-- Begin The data --
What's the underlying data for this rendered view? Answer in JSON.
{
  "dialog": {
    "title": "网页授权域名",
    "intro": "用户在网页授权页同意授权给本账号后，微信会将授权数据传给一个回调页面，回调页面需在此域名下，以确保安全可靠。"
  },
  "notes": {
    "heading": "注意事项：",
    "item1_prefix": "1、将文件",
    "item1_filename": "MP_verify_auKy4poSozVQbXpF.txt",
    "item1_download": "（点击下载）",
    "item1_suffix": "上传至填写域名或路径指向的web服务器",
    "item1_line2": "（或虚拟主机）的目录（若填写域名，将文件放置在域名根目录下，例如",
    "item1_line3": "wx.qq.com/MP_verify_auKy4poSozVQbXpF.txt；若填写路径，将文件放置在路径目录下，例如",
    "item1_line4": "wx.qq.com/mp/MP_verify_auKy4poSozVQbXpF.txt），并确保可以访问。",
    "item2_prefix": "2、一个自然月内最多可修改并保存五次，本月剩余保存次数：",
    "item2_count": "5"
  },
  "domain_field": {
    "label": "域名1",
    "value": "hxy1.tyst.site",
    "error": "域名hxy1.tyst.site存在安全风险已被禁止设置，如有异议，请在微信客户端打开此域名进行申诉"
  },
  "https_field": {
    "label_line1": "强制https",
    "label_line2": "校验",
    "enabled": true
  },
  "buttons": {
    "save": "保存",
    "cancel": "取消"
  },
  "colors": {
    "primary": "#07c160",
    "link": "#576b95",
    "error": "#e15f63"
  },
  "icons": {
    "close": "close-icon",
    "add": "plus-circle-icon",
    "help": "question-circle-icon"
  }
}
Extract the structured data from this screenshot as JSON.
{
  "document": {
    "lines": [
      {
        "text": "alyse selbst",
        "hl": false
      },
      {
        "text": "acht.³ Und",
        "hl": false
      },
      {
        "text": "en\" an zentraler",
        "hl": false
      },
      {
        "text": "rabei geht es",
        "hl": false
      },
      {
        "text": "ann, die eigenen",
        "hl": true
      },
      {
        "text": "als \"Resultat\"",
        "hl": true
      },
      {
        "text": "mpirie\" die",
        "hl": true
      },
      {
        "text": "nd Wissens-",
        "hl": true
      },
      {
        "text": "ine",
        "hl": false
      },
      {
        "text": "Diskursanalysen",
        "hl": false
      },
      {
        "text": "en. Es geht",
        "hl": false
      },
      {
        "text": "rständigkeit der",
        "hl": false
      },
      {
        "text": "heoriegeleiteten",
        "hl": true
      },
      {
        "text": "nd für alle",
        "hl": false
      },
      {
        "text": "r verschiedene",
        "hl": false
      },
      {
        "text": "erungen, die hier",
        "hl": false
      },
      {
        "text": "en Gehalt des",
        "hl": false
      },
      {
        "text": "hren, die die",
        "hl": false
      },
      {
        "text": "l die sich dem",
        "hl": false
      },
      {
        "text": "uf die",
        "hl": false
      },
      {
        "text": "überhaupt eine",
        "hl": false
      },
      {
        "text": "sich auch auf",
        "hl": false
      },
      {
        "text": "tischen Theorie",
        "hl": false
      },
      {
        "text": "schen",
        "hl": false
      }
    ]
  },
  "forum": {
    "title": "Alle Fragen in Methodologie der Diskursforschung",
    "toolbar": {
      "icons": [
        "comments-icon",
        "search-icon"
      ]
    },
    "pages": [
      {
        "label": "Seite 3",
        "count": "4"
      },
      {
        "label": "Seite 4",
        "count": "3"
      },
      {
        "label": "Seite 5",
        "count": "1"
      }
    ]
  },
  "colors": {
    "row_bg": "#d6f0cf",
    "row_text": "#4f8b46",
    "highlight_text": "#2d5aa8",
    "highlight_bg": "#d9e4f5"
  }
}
-- End The data --
### Request:
Go through the records and copy each line with "this" in it.

### Answer in full:
What's the underlying data for this rendered view? Answer in JSON.
Extract the structured data from this screenshot as JSON.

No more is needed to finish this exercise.